# WHAT NEEDS TO BE DONE
Starting at the line that contains "Decode this image", restate each line word for word through the final line of the data, keeping both ends.

═════ PROVIDED DATA ═════

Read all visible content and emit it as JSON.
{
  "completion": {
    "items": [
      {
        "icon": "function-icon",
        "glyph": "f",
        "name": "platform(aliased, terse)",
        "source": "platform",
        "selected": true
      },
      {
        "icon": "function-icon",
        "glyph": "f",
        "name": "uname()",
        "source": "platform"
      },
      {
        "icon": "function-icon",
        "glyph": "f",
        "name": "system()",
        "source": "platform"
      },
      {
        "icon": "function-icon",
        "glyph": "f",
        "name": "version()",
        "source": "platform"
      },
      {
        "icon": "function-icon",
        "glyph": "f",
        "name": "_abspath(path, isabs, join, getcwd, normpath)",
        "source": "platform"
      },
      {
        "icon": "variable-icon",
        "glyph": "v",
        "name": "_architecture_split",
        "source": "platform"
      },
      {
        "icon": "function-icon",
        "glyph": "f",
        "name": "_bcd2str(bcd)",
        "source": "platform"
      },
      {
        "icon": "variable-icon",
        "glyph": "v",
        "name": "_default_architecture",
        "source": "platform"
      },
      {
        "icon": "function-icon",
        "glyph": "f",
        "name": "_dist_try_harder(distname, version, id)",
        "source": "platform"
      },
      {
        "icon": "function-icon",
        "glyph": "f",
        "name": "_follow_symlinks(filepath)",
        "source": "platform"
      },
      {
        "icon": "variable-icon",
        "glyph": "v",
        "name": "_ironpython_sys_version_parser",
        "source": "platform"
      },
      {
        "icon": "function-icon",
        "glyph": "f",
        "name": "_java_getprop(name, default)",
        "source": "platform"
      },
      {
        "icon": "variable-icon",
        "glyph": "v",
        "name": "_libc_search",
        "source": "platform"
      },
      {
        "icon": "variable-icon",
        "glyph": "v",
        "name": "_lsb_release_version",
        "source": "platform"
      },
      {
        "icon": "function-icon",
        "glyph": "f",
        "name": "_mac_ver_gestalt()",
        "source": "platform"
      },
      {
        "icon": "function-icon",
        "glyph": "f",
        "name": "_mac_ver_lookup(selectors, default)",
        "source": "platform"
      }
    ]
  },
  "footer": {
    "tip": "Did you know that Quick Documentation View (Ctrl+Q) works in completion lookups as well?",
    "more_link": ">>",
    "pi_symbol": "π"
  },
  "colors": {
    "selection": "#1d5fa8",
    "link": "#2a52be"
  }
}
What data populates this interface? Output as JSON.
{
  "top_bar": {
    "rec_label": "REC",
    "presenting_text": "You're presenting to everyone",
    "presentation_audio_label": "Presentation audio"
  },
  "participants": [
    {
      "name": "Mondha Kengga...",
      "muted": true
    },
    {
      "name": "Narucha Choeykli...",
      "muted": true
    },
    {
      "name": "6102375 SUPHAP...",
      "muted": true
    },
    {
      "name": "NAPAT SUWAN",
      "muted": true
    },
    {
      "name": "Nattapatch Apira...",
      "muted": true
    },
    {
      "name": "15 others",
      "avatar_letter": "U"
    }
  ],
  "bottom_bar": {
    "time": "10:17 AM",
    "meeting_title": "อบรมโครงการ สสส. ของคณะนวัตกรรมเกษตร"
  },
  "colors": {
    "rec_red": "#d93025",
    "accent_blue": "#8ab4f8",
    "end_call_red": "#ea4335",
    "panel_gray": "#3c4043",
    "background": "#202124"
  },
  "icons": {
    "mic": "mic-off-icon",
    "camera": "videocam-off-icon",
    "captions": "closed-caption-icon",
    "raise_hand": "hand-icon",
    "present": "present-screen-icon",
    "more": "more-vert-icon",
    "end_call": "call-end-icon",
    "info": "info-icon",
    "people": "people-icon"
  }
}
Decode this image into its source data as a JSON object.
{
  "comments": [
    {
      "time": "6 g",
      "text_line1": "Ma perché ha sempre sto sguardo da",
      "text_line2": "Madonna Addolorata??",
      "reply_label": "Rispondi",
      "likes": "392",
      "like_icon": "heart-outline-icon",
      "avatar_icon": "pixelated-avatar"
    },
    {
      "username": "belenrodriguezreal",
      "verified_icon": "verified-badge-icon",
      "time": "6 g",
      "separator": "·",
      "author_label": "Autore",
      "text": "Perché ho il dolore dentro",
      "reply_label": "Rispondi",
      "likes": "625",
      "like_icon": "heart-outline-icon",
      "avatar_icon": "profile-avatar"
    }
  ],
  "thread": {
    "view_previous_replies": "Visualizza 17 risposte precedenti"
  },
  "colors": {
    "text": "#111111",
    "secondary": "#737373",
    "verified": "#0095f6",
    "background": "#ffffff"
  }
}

═════

# WORKED SOLUTION
Decode this image into its source data as a JSON object.
{
  "comments": [
    {
      "time": "6 g",
      "text_line1": "Ma perché ha sempre sto sguardo da",
      "text_line2": "Madonna Addolorata??",
      "reply_label": "Rispondi",
      "likes": "392",
      "like_icon": "heart-outline-icon",
      "avatar_icon": "pixelated-avatar"
    },
    {
      "username": "belenrodriguezreal",
      "verified_icon": "verified-badge-icon",
      "time": "6 g",
      "separator": "·",
      "author_label": "Autore",
      "text": "Perché ho il dolore dentro",
      "reply_label": "Rispondi",
      "likes": "625",
      "like_icon": "heart-outline-icon",
      "avatar_icon": "profile-avatar"
    }
  ],
  "thread": {
    "view_previous_replies": "Visualizza 17 risposte precedenti"
  },
  "colors": {
    "text": "#111111",
    "secondary": "#737373",
    "verified": "#0095f6",
    "background": "#ffffff"
  }
}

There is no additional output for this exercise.